:: GIVEN INSTRUCTION A ::
Answer these from the post on teachers with guns, one per line:
(i) What would the legislation some states are considering allow?
(ii) What task does the writer say they can't even master?
(iii) What was the room number of the old study hall?
:: GIVEN INSTRUCTION B ::
Reproduce the passage of the post on teachers with guns between "Now, the growing" and "was room 61.", inclusive.
:: GIVEN INSTRUCTION C ::
Pick up the post on teachers with guns after its final sentence and keep writing it.

:: PAGE EXCERPT ::
____

Teachers With Guns?
In the news this week, the issue of guns in schools has come up again. Only this time, it’s the teachers who could be holding them. Some states are considering legislation that would allow teachers to have guns on campus.
Now, the growing problem of school shootings is no laughing matter, but seriously, we need to think this thing out. After all, many educators are nerds like me. I can’t even master making double sided copies, and you think I can handle a glock?
It’s a glock, right? Did I use that word right?
I’m finding this issue amusing since I know colleagues who have gotten called on the carpet for taking a student’s hat off. “Never touch a student,” we are told “unless you want a law suit.”
This was not always the case. I distinctly remember the study halls of yore. There was none of these pansy small classroom study halls where kids are allowed earphones and iPhones and school work is optional. No, back in the day…it was room 61.
Room 61 was not a place you wanted to be. Every student in the school who had study hall was scheduled there. In my memory, there were endless rows of desks lined up perfectly in the long room. There was no talking. There was no sleeping. It was a mini version of prison.

____

:: RECORD EXCERPTS ::
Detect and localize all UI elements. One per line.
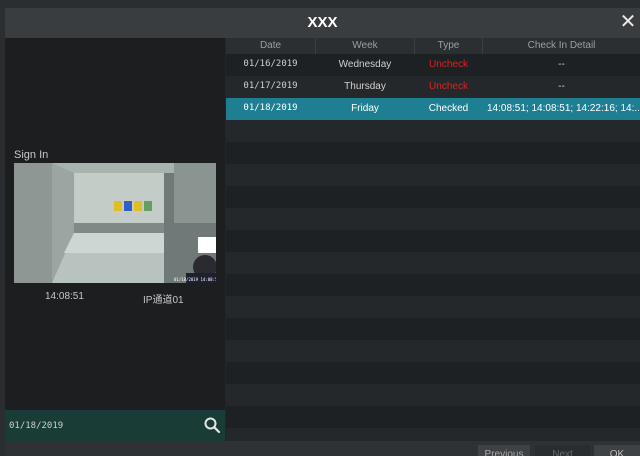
next-button[interactable]: Next bbox=[535, 445, 590, 456]
date-field[interactable] bbox=[5, 410, 195, 441]
empty-row bbox=[226, 318, 640, 340]
ok-button[interactable]: OK bbox=[594, 445, 640, 456]
col-header-date[interactable]: Date bbox=[226, 40, 315, 51]
dialog-title: XXX bbox=[307, 14, 338, 31]
sign-in-label: Sign In bbox=[14, 149, 49, 161]
bottom-bar: Previous Next OK bbox=[5, 441, 640, 456]
row-type: Checked bbox=[428, 103, 469, 114]
empty-row bbox=[226, 208, 640, 230]
snapshot-scene: 01/18/2019 14:08:51 bbox=[14, 163, 216, 283]
empty-row bbox=[226, 142, 640, 164]
row-type: Uncheck bbox=[429, 59, 468, 70]
table-header: Date Week Type Check In Detail bbox=[226, 38, 640, 54]
left-panel: Sign In 01/18/2019 14:08:51 14:08:51 IP通… bbox=[5, 38, 225, 441]
row-type: Uncheck bbox=[429, 81, 468, 92]
previous-button[interactable]: Previous bbox=[478, 445, 530, 456]
empty-row bbox=[226, 362, 640, 384]
empty-row bbox=[226, 428, 640, 441]
table-row[interactable]: 01/17/2019 Thursday Uncheck -- bbox=[226, 76, 640, 98]
snapshot-image[interactable]: 01/18/2019 14:08:51 bbox=[14, 163, 216, 283]
col-header-detail[interactable]: Check In Detail bbox=[483, 40, 640, 51]
col-header-type[interactable]: Type bbox=[415, 40, 482, 51]
snapshot-time: 14:08:51 bbox=[45, 291, 84, 302]
close-icon[interactable]: ✕ bbox=[618, 11, 638, 33]
row-date: 01/16/2019 bbox=[243, 59, 298, 69]
table-row[interactable]: 01/16/2019 Wednesday Uncheck -- bbox=[226, 54, 640, 76]
row-week: Thursday bbox=[344, 81, 386, 92]
empty-row bbox=[226, 274, 640, 296]
empty-row bbox=[226, 340, 640, 362]
title-bar: XXX ✕ bbox=[5, 8, 640, 38]
empty-row bbox=[226, 186, 640, 208]
row-week: Wednesday bbox=[338, 59, 392, 70]
row-date: 01/18/2019 bbox=[243, 103, 298, 113]
row-detail: -- bbox=[558, 81, 565, 92]
row-date: 01/17/2019 bbox=[243, 81, 298, 91]
empty-row bbox=[226, 296, 640, 318]
empty-row bbox=[226, 384, 640, 406]
row-detail: -- bbox=[558, 59, 565, 70]
empty-row bbox=[226, 164, 640, 186]
col-header-week[interactable]: Week bbox=[316, 40, 414, 51]
snapshot-camera: IP通道01 bbox=[143, 295, 184, 306]
search-icon[interactable] bbox=[203, 416, 221, 434]
empty-row bbox=[226, 120, 640, 142]
svg-text:01/18/2019 14:08:51: 01/18/2019 14:08:51 bbox=[174, 277, 216, 282]
empty-row bbox=[226, 406, 640, 428]
table-row[interactable]: 01/18/2019 Friday Checked 14:08:51; 14:0… bbox=[226, 98, 640, 120]
empty-row bbox=[226, 230, 640, 252]
search-bar bbox=[5, 410, 225, 441]
row-week: Friday bbox=[351, 103, 379, 114]
row-detail: 14:08:51; 14:08:51; 14:22:16; 14:... bbox=[487, 103, 640, 114]
empty-row bbox=[226, 252, 640, 274]
check-in-dialog: XXX ✕ Sign In 01/18/2019 14:08:51 14:08:… bbox=[5, 8, 640, 456]
check-in-table: Date Week Type Check In Detail 01/16/201… bbox=[226, 38, 640, 441]
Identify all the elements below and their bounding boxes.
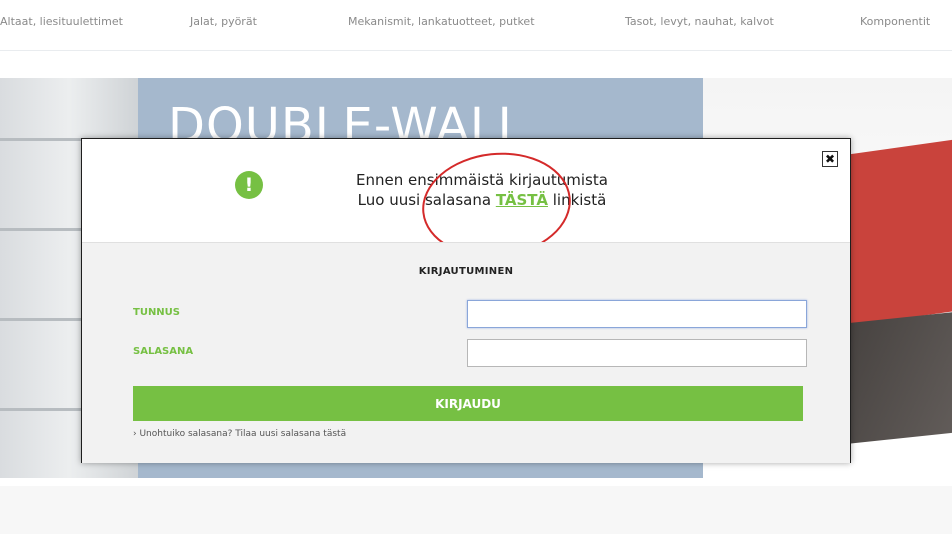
notice-line-1: Ennen ensimmäistä kirjautumista	[356, 171, 608, 189]
login-button[interactable]: KIRJAUDU	[133, 386, 803, 421]
nav-divider	[0, 50, 952, 51]
nav-item-altaat[interactable]: Altaat, liesituulettimet	[0, 15, 123, 28]
password-input[interactable]	[467, 339, 807, 367]
login-form: KIRJAUTUMINEN TUNNUS SALASANA KIRJAUDU ›…	[82, 242, 850, 463]
login-title: KIRJAUTUMINEN	[418, 266, 514, 277]
nav-item-komponentit[interactable]: Komponentit	[860, 15, 930, 28]
nav-item-mekanismit[interactable]: Mekanismit, lankatuotteet, putket	[348, 15, 535, 28]
notice-line-2-prefix: Luo uusi salasana	[357, 191, 496, 209]
notice-line-2: Luo uusi salasana TÄSTÄ linkistä	[262, 190, 702, 210]
close-button[interactable]: ✖	[822, 151, 838, 167]
nav-item-jalat[interactable]: Jalat, pyörät	[190, 15, 257, 28]
username-input[interactable]	[467, 300, 807, 328]
reset-password-link[interactable]: TÄSTÄ	[496, 191, 548, 209]
exclamation-icon: !	[235, 171, 263, 199]
password-label: SALASANA	[133, 346, 194, 357]
first-login-notice: Ennen ensimmäistä kirjautumista Luo uusi…	[262, 170, 702, 210]
notice-line-2-suffix: linkistä	[547, 191, 607, 209]
username-label: TUNNUS	[133, 307, 181, 318]
nav-item-tasot[interactable]: Tasot, levyt, nauhat, kalvot	[625, 15, 774, 28]
login-modal: ✖ ! Ennen ensimmäistä kirjautumista Luo …	[81, 138, 851, 463]
top-navigation: Altaat, liesituulettimet Jalat, pyörät M…	[0, 0, 952, 50]
bottom-band	[0, 486, 952, 534]
forgot-password-link[interactable]: › Unohtuiko salasana? Tilaa uusi salasan…	[133, 429, 346, 439]
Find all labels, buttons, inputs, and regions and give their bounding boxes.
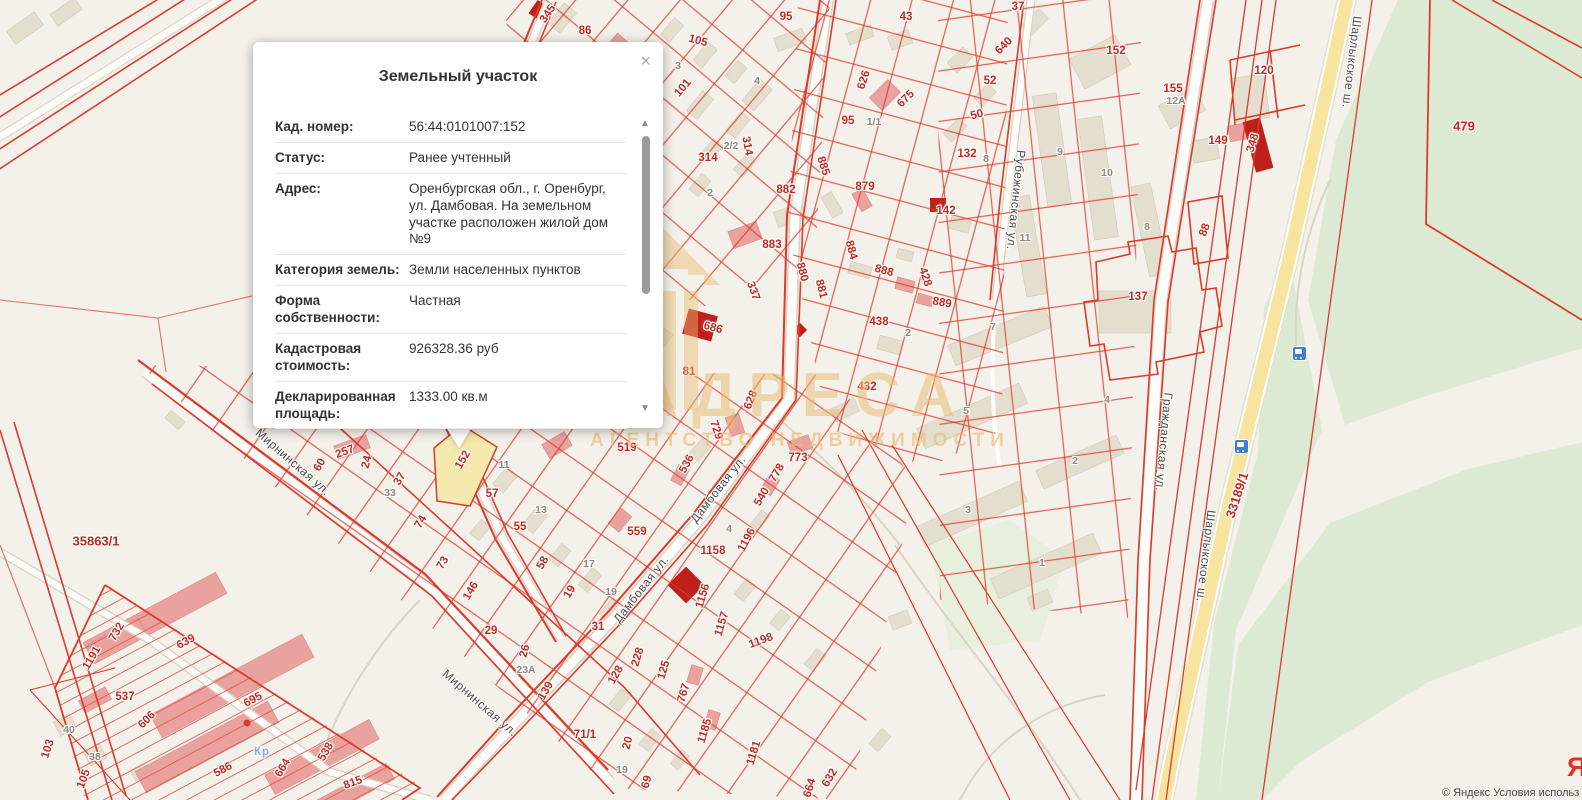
field-label: Кад. номер: — [275, 119, 409, 136]
field-label: Форма собственности: — [275, 293, 409, 327]
close-icon[interactable]: × — [640, 52, 651, 70]
field-label: Кадастровая стоимость: — [275, 341, 409, 375]
field-label: Адрес: — [275, 181, 409, 249]
popup-field-row: Кад. номер: 56:44:0101007:152 — [275, 112, 627, 143]
field-value: Оренбургская обл., г. Оренбург, ул. Дамб… — [409, 181, 627, 249]
parcel-info-popup: × Земельный участок Кад. номер: 56:44:01… — [253, 42, 663, 428]
popup-title: Земельный участок — [253, 68, 663, 86]
field-value: 1333.00 кв.м — [409, 389, 627, 423]
map-linework — [0, 0, 1582, 800]
bus-stop-icon[interactable] — [1234, 439, 1249, 454]
field-value: 56:44:0101007:152 — [409, 119, 627, 136]
bus-stop-icon[interactable] — [1292, 346, 1307, 361]
field-label: Статус: — [275, 150, 409, 167]
popup-field-row: Адрес: Оренбургская обл., г. Оренбург, у… — [275, 174, 627, 256]
field-value: Земли населенных пунктов — [409, 262, 627, 279]
field-label: Категория земель: — [275, 262, 409, 279]
popup-field-row: Форма собственности: Частная — [275, 286, 627, 334]
popup-field-row: Категория земель: Земли населенных пункт… — [275, 255, 627, 286]
popup-scrollbar[interactable]: ▲ ▼ — [639, 118, 653, 414]
popup-field-row: Декларированная площадь: 1333.00 кв.м — [275, 382, 627, 430]
popup-field-row: Кадастровая стоимость: 926328.36 руб — [275, 334, 627, 382]
scroll-down-icon[interactable]: ▼ — [640, 403, 650, 414]
field-value: Частная — [409, 293, 627, 327]
field-value: Ранее учтенный — [409, 150, 627, 167]
map-canvas[interactable]: 34586105310195434626675951/13142/2314288… — [0, 0, 1582, 800]
yandex-logo: Я — [1567, 752, 1582, 783]
scrollbar-thumb[interactable] — [642, 136, 650, 294]
popup-fields: Кад. номер: 56:44:0101007:152 Статус: Ра… — [275, 112, 627, 429]
field-value: 926328.36 руб — [409, 341, 627, 375]
field-label: Декларированная площадь: — [275, 389, 409, 423]
scroll-up-icon[interactable]: ▲ — [640, 118, 650, 129]
popup-field-row: Статус: Ранее учтенный — [275, 143, 627, 174]
map-attribution[interactable]: © Яндекс Условия использ — [1442, 787, 1579, 799]
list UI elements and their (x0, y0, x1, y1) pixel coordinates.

____

:: TASK RESPONSE A ::
(i) It would allow teachers to have guns on campus.
(ii) Making double sided copies.
(iii) Room 61.

:: TASK RESPONSE B ::
Now, the growing problem of school shootings is no laughing matter, but seriously, we need to think this thing out. After all, many educators are nerds like me. I can’t even master making double sided copies, and you think I can handle a glock?
It’s a glock, right? Did I use that word right?
I’m finding this issue amusing since I know colleagues who have gotten called on the carpet for taking a student’s hat off. “Never touch a student,” we are told “unless you want a law suit.”
This was not always the case. I distinctly remember the study halls of yore. There was none of these pansy small classroom study halls where kids are allowed earphones and iPhones and school work is optional. No, back in the day…it was room 61.

:: TASK RESPONSE C ::
And the guards? I know it was not my imagination that they chose the largest and most intimidating male staff members to keep it running ship shape. Rumor had it one of them was a trained Navy Seal. The other, a Shop teacher, we called “The Hammer” (not to his face, of course).These two men strolled up and down the rows, keeping order and squashing rebellion. Punishment was swift and severe. Passing a note to a friend a few rows over? Be prepared to have it read out loud in front of the entire aggregation. Trying to catch a few Zzzs? Well, then it serves you right when one of them slams an oversized dictionary down on the floor next to you.
But just as oppressive regimes have always existed, so too have those who defy them. Yes, there were rebels among us even then and the greatest of them was Steven Rogers. Steven might have weighed 130 pounds soaking wet, but his heart was large in a William Wallace kind of way. By grade nine, he’d gone rogue and decided to dedicate his education to trying to one up the Powers That Be. A noble, but unfortunate goal in high school.
Steven didn’t care. He taunted the Establishment, laughing in the face of danger. Back in those days, one of the biggest sins you could commit was running in the halls. Room 61 was near a stairwell and Steven had found a way to throw a wrench in the finely tuned discipline of room 61 in a fruitless but inspiring manner.
One day, the dull ache of academically imposed silence was shattered by the screech of converse sneakers racing down the hallway. We lifted our numbed eyes from our Algebra just in time to see an unrecognizable blur streak past the open doorway. We tensed as the authorities moved in on the perp, but before they could get there, there was the sound of desperate sneakers on stairs.
He had gotten away with it.
We lowered our gazes back to our Algebra, so as not to show our small smiles. Steven’s move was a small, symbolic gesture. But it gave hope to all who despaired.
This continued every day for at least a week until we learned another valuable lesson.
Crime does not pay.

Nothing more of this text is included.